Your task:
Return the listing below unchanged, minus its pictures.

Given entries:
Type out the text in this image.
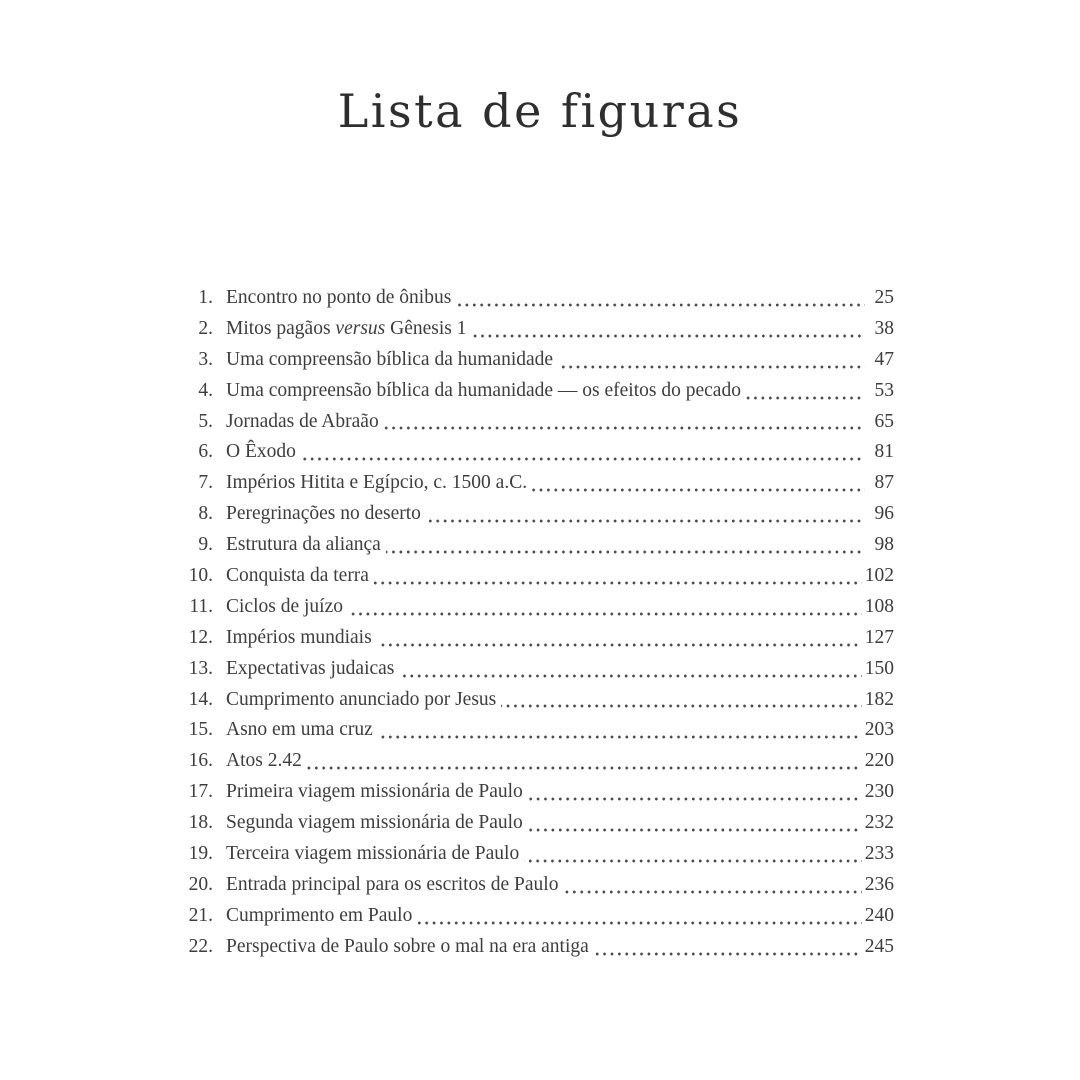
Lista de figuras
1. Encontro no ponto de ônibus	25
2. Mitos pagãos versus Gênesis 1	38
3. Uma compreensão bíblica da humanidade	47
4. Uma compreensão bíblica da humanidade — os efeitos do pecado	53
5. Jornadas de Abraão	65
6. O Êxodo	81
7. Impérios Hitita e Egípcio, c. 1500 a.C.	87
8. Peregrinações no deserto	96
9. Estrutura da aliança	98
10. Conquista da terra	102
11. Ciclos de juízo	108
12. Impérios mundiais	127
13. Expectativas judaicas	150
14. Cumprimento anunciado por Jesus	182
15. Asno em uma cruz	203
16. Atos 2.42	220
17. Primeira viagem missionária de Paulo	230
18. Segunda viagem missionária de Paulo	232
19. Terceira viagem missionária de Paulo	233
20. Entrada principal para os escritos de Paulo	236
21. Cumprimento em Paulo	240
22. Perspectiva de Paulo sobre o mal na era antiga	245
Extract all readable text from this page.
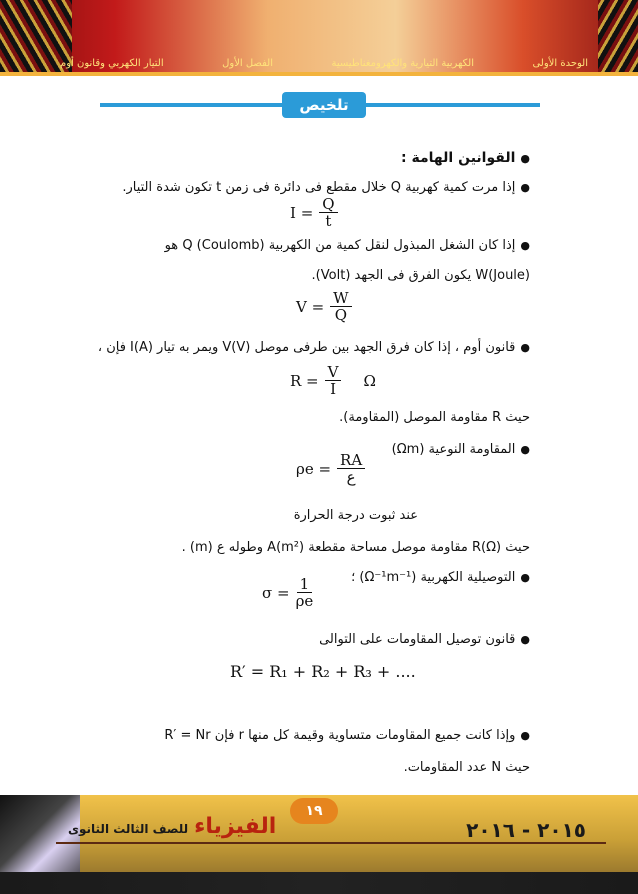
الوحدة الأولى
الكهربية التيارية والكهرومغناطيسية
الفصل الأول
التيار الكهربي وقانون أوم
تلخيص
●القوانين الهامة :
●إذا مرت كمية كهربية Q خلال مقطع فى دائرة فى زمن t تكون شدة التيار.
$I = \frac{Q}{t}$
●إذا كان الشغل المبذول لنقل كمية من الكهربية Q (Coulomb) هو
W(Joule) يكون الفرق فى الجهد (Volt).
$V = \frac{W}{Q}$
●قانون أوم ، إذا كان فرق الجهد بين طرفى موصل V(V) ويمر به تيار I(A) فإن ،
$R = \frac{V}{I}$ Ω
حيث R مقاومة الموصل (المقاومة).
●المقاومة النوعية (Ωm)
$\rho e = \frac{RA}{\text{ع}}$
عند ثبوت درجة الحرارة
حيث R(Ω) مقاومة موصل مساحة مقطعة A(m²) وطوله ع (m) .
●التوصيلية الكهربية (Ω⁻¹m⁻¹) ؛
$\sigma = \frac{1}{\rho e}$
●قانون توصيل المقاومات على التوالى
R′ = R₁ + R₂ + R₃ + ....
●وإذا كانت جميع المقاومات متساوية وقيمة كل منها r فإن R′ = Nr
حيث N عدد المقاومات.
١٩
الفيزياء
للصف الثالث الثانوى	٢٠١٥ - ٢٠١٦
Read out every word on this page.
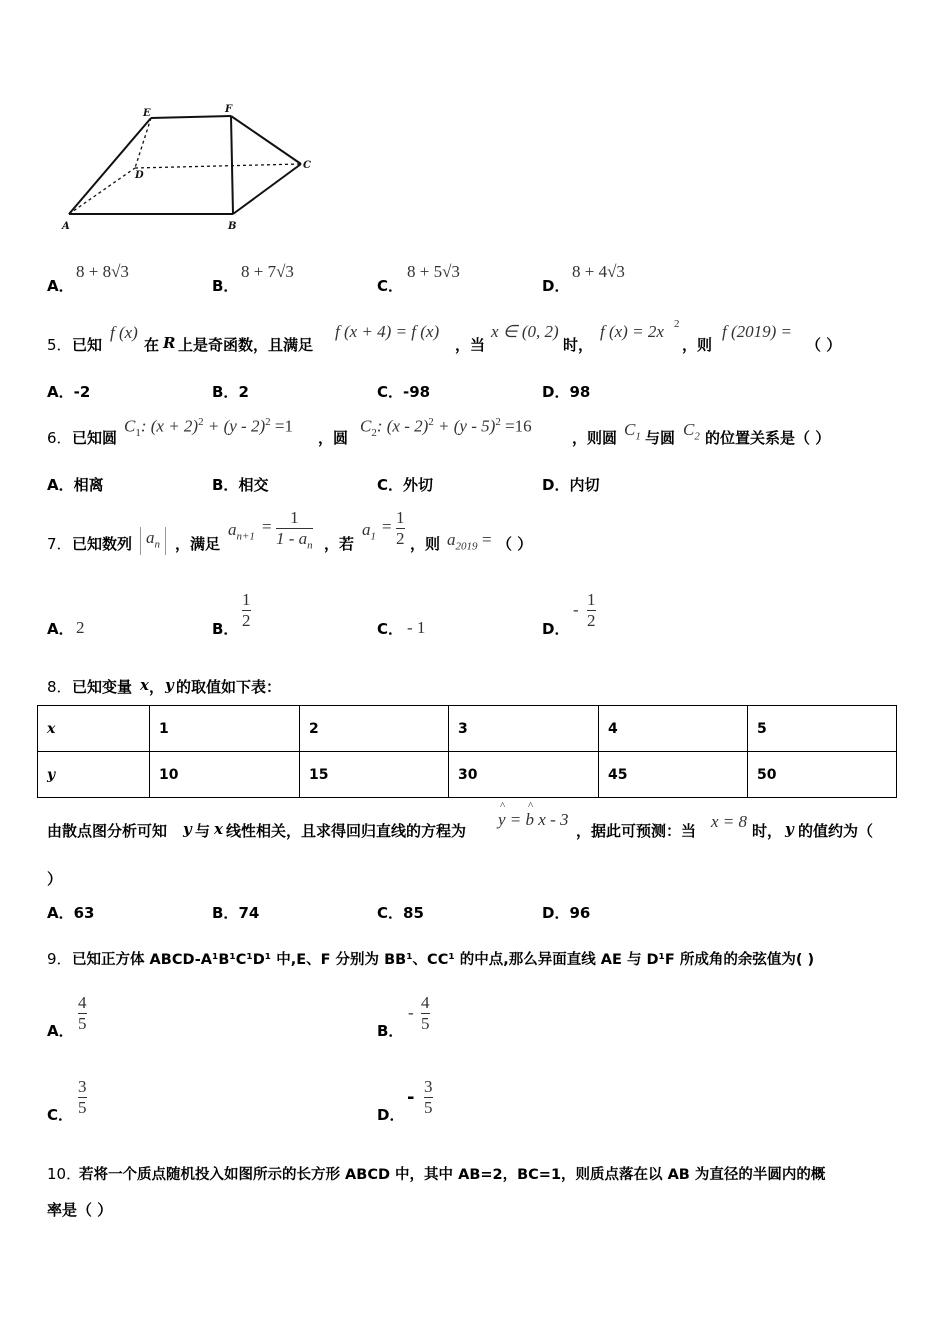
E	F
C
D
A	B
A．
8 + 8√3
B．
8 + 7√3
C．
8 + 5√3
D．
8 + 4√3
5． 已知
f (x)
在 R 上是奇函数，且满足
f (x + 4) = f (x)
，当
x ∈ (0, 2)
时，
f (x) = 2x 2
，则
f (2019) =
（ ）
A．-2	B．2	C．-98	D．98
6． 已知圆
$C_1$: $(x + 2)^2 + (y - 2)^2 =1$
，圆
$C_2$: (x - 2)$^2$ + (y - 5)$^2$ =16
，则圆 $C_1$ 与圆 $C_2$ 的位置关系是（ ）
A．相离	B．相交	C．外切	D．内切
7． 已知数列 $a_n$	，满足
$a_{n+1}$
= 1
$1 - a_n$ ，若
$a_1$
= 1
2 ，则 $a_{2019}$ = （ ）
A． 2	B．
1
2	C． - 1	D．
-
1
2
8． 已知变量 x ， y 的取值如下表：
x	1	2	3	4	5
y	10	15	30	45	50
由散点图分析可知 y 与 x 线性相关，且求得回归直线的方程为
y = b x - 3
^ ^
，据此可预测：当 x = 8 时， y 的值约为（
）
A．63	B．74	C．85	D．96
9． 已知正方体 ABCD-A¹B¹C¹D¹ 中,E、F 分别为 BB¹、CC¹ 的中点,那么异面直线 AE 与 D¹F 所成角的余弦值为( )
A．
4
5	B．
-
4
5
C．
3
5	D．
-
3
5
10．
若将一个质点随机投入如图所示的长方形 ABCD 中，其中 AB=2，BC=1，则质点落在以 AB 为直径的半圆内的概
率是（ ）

Answer to the task:
Type out the text in this image.
Lista de figuras
1. Encontro no ponto de ônibus	25
2. Mitos pagãos versus Gênesis 1	38
3. Uma compreensão bíblica da humanidade	47
4. Uma compreensão bíblica da humanidade — os efeitos do pecado	53
5. Jornadas de Abraão	65
6. O Êxodo	81
7. Impérios Hitita e Egípcio, c. 1500 a.C.	87
8. Peregrinações no deserto	96
9. Estrutura da aliança	98
10. Conquista da terra	102
11. Ciclos de juízo	108
12. Impérios mundiais	127
13. Expectativas judaicas	150
14. Cumprimento anunciado por Jesus	182
15. Asno em uma cruz	203
16. Atos 2.42	220
17. Primeira viagem missionária de Paulo	230
18. Segunda viagem missionária de Paulo	232
19. Terceira viagem missionária de Paulo	233
20. Entrada principal para os escritos de Paulo	236
21. Cumprimento em Paulo	240
22. Perspectiva de Paulo sobre o mal na era antiga	245
Extract all readable text from this page.
الوحدة الأولى
الكهربية التيارية والكهرومغناطيسية
الفصل الأول
التيار الكهربي وقانون أوم
تلخيص
●القوانين الهامة :
●إذا مرت كمية كهربية Q خلال مقطع فى دائرة فى زمن t تكون شدة التيار.
$I = \frac{Q}{t}$
●إذا كان الشغل المبذول لنقل كمية من الكهربية Q (Coulomb) هو
W(Joule) يكون الفرق فى الجهد (Volt).
$V = \frac{W}{Q}$
●قانون أوم ، إذا كان فرق الجهد بين طرفى موصل V(V) ويمر به تيار I(A) فإن ،
$R = \frac{V}{I}$ Ω
حيث R مقاومة الموصل (المقاومة).
●المقاومة النوعية (Ωm)
$\rho e = \frac{RA}{\text{ع}}$
عند ثبوت درجة الحرارة
حيث R(Ω) مقاومة موصل مساحة مقطعة A(m²) وطوله ع (m) .
●التوصيلية الكهربية (Ω⁻¹m⁻¹) ؛
$\sigma = \frac{1}{\rho e}$
●قانون توصيل المقاومات على التوالى
R′ = R₁ + R₂ + R₃ + ....
●وإذا كانت جميع المقاومات متساوية وقيمة كل منها r فإن R′ = Nr
حيث N عدد المقاومات.
١٩
الفيزياء
للصف الثالث الثانوى	٢٠١٥ - ٢٠١٦
Read out every word on this page.
E	F
C
D
A	B
A．
8 + 8√3
B．
8 + 7√3
C．
8 + 5√3
D．
8 + 4√3
5． 已知
f (x)
在 R 上是奇函数，且满足
f (x + 4) = f (x)
，当
x ∈ (0, 2)
时，
f (x) = 2x 2
，则
f (2019) =
（ ）
A．-2	B．2	C．-98	D．98
6． 已知圆
$C_1$: $(x + 2)^2 + (y - 2)^2 =1$
，圆
$C_2$: (x - 2)$^2$ + (y - 5)$^2$ =16
，则圆 $C_1$ 与圆 $C_2$ 的位置关系是（ ）
A．相离	B．相交	C．外切	D．内切
7． 已知数列 $a_n$	，满足
$a_{n+1}$
= 1
$1 - a_n$ ，若
$a_1$
= 1
2 ，则 $a_{2019}$ = （ ）
A． 2	B．
1
2	C． - 1	D．
-
1
2
8． 已知变量 x ， y 的取值如下表：
x	1	2	3	4	5
y	10	15	30	45	50
由散点图分析可知 y 与 x 线性相关，且求得回归直线的方程为
y = b x - 3
^ ^
，据此可预测：当 x = 8 时， y 的值约为（
）
A．63	B．74	C．85	D．96
9． 已知正方体 ABCD-A¹B¹C¹D¹ 中,E、F 分别为 BB¹、CC¹ 的中点,那么异面直线 AE 与 D¹F 所成角的余弦值为( )
A．
4
5	B．
-
4
5
C．
3
5	D．
-
3
5
10．
若将一个质点随机投入如图所示的长方形 ABCD 中，其中 AB=2，BC=1，则质点落在以 AB 为直径的半圆内的概
率是（ ）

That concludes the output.